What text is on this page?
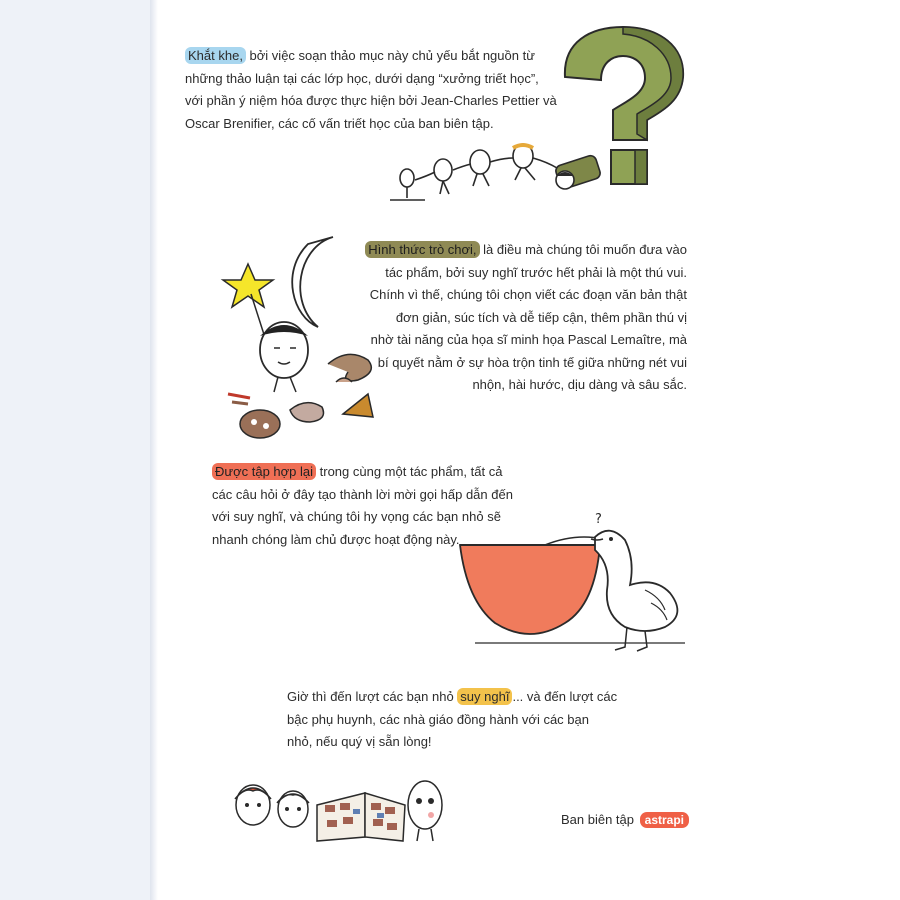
Khắt khe, bởi việc soạn thảo mục này chủ yếu bắt nguồn từ
những thảo luận tại các lớp học, dưới dạng “xưởng triết học”,
với phần ý niệm hóa được thực hiện bởi Jean-Charles Pettier và
Oscar Brenifier, các cố vấn triết học của ban biên tập.
Hình thức trò chơi, là điều mà chúng tôi muốn đưa vào
tác phẩm, bởi suy nghĩ trước hết phải là một thú vui.
Chính vì thế, chúng tôi chọn viết các đoạn văn bản thật
đơn giản, súc tích và dễ tiếp cận, thêm phần thú vị
nhờ tài năng của họa sĩ minh họa Pascal Lemaître, mà
bí quyết nằm ở sự hòa trộn tinh tế giữa những nét vui
nhộn, hài hước, dịu dàng và sâu sắc.
Được tập hợp lại trong cùng một tác phẩm, tất cả
các câu hỏi ở đây tạo thành lời mời gọi hấp dẫn đến
với suy nghĩ, và chúng tôi hy vọng các bạn nhỏ sẽ
nhanh chóng làm chủ được hoạt động này.
?
Giờ thì đến lượt các bạn nhỏ suy nghĩ ... và đến lượt các
bậc phụ huynh, các nhà giáo đồng hành với các bạn
nhỏ, nếu quý vị sẵn lòng!
Ban biên tập astrapi
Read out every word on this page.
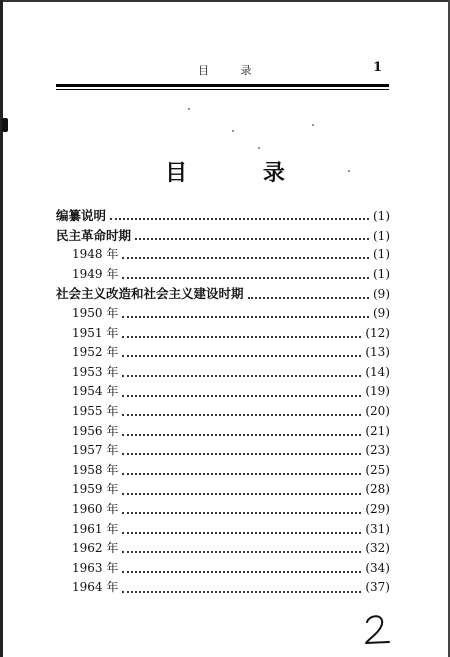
目 录	1
目 录
编纂说明	(1)
民主革命时期	(1)
1948 年	(1)
1949 年	(1)
社会主义改造和社会主义建设时期	(9)
1950 年	(9)
1951 年	(12)
1952 年	(13)
1953 年	(14)
1954 年	(19)
1955 年	(20)
1956 年	(21)
1957 年	(23)
1958 年	(25)
1959 年	(28)
1960 年	(29)
1961 年	(31)
1962 年	(32)
1963 年	(34)
1964 年	(37)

▶ _Direction_: Print all of the entries word for word. Omit the pictures they contain.

▶ _Solution to this task_:
What text is on this page?
Khắt khe, bởi việc soạn thảo mục này chủ yếu bắt nguồn từ
những thảo luận tại các lớp học, dưới dạng “xưởng triết học”,
với phần ý niệm hóa được thực hiện bởi Jean-Charles Pettier và
Oscar Brenifier, các cố vấn triết học của ban biên tập.
Hình thức trò chơi, là điều mà chúng tôi muốn đưa vào
tác phẩm, bởi suy nghĩ trước hết phải là một thú vui.
Chính vì thế, chúng tôi chọn viết các đoạn văn bản thật
đơn giản, súc tích và dễ tiếp cận, thêm phần thú vị
nhờ tài năng của họa sĩ minh họa Pascal Lemaître, mà
bí quyết nằm ở sự hòa trộn tinh tế giữa những nét vui
nhộn, hài hước, dịu dàng và sâu sắc.
Được tập hợp lại trong cùng một tác phẩm, tất cả
các câu hỏi ở đây tạo thành lời mời gọi hấp dẫn đến
với suy nghĩ, và chúng tôi hy vọng các bạn nhỏ sẽ
nhanh chóng làm chủ được hoạt động này.
?
Giờ thì đến lượt các bạn nhỏ suy nghĩ ... và đến lượt các
bậc phụ huynh, các nhà giáo đồng hành với các bạn
nhỏ, nếu quý vị sẵn lòng!
Ban biên tập astrapi
Read out every word on this page.
目 录	1
目 录
编纂说明	(1)
民主革命时期	(1)
1948 年	(1)
1949 年	(1)
社会主义改造和社会主义建设时期	(9)
1950 年	(9)
1951 年	(12)
1952 年	(13)
1953 年	(14)
1954 年	(19)
1955 年	(20)
1956 年	(21)
1957 年	(23)
1958 年	(25)
1959 年	(28)
1960 年	(29)
1961 年	(31)
1962 年	(32)
1963 年	(34)
1964 年	(37)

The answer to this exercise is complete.